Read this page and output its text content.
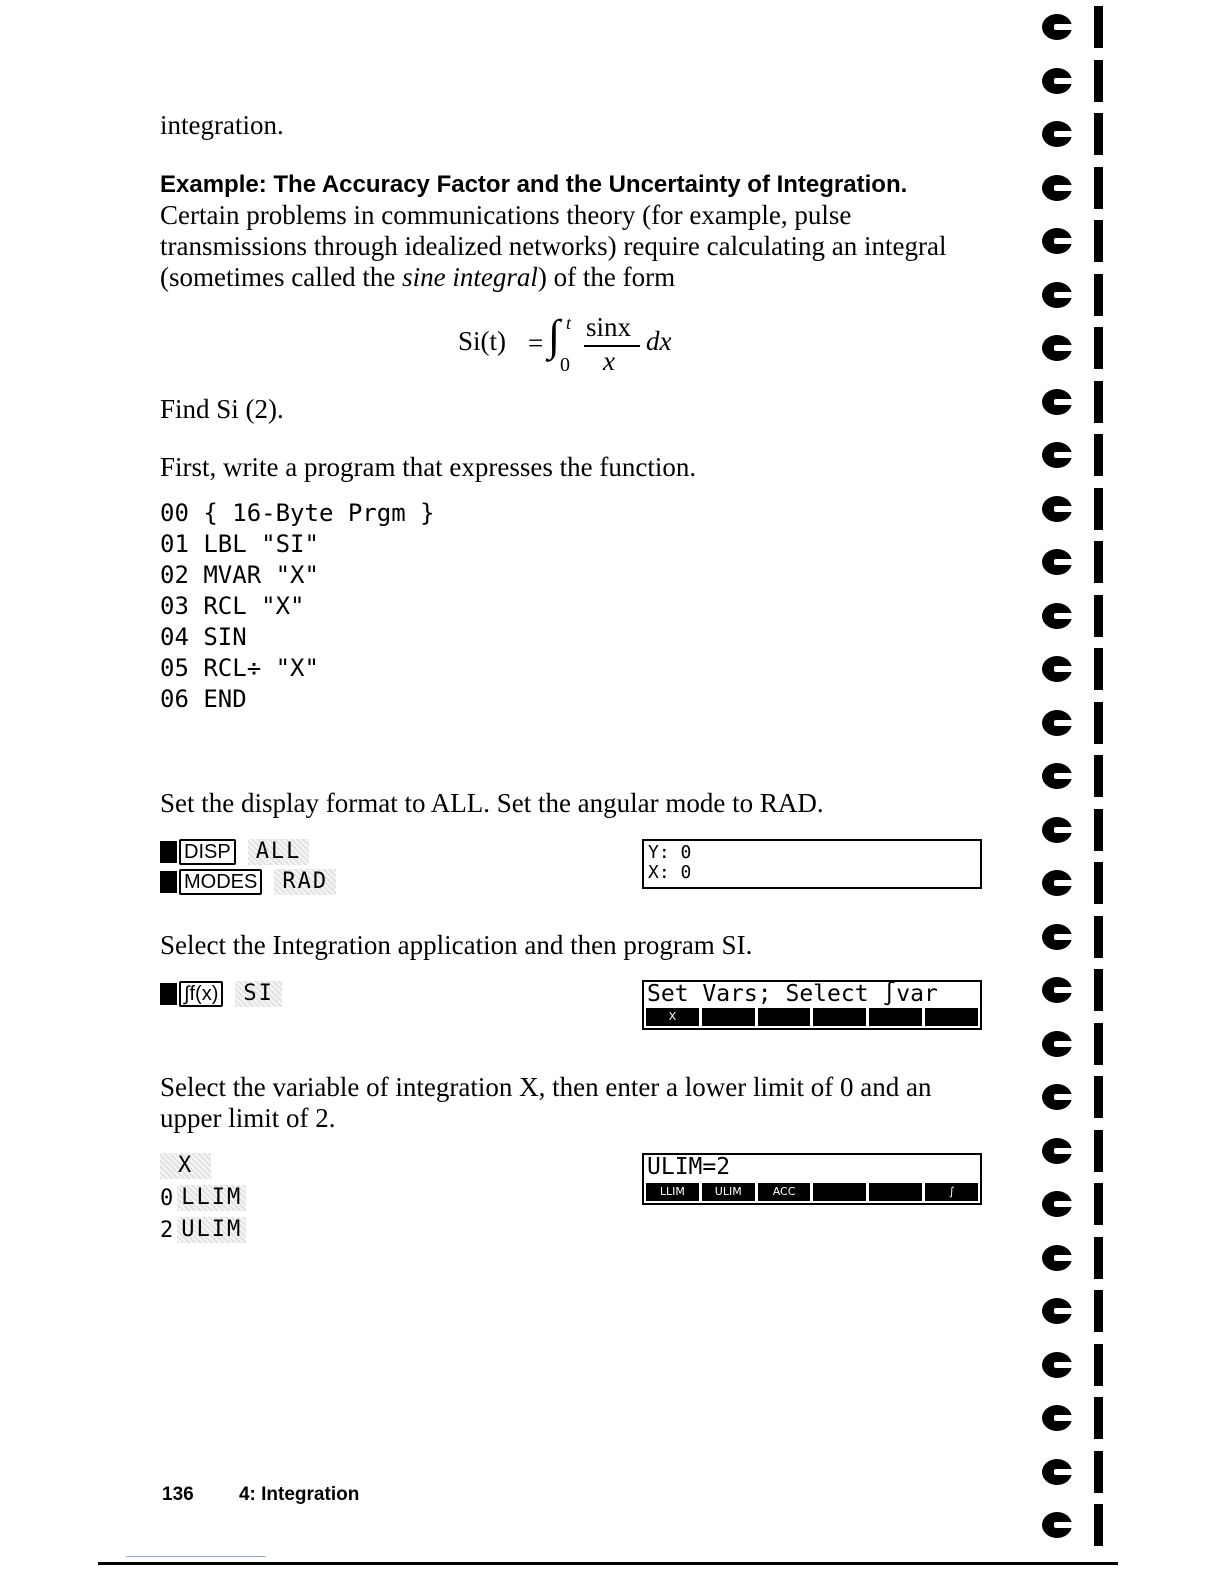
integration.
Example: The Accuracy Factor and the Uncertainty of Integration. Certain problems in communications theory (for example, pulse transmissions through idealized networks) require calculating an integral (sometimes called the sine integral) of the form
Si(t) = ∫ t
0
sinx
x
dx
Find Si (2).
First, write a program that expresses the function.
00 { 16-Byte Prgm }
01 LBL "SI"
02 MVAR "X"
03 RCL "X"
04 SIN
05 RCL÷ "X"
06 END
Set the display format to ALL. Set the angular mode to RAD.
DISP	ALL
MODES	RAD
Y: 0
X: 0
Select the Integration application and then program SI.
∫f(x)	SI	Set Vars; Select ∫var
X
Select the variable of integration X, then enter a lower limit of 0 and an upper limit of 2.
X
0 LLIM
2 ULIM
ULIM=2
LLIM	ULIM	ACC	∫
136 4: Integration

****************

Your objective
Look through the listing above. Pick out each line with "Select" and copy it.

Written reply
Select the Integration application and then program SI.
∫f(x)	SI	Set Vars; Select ∫var
Select the variable of integration X, then enter a lower limit of 0 and an upper limit of 2.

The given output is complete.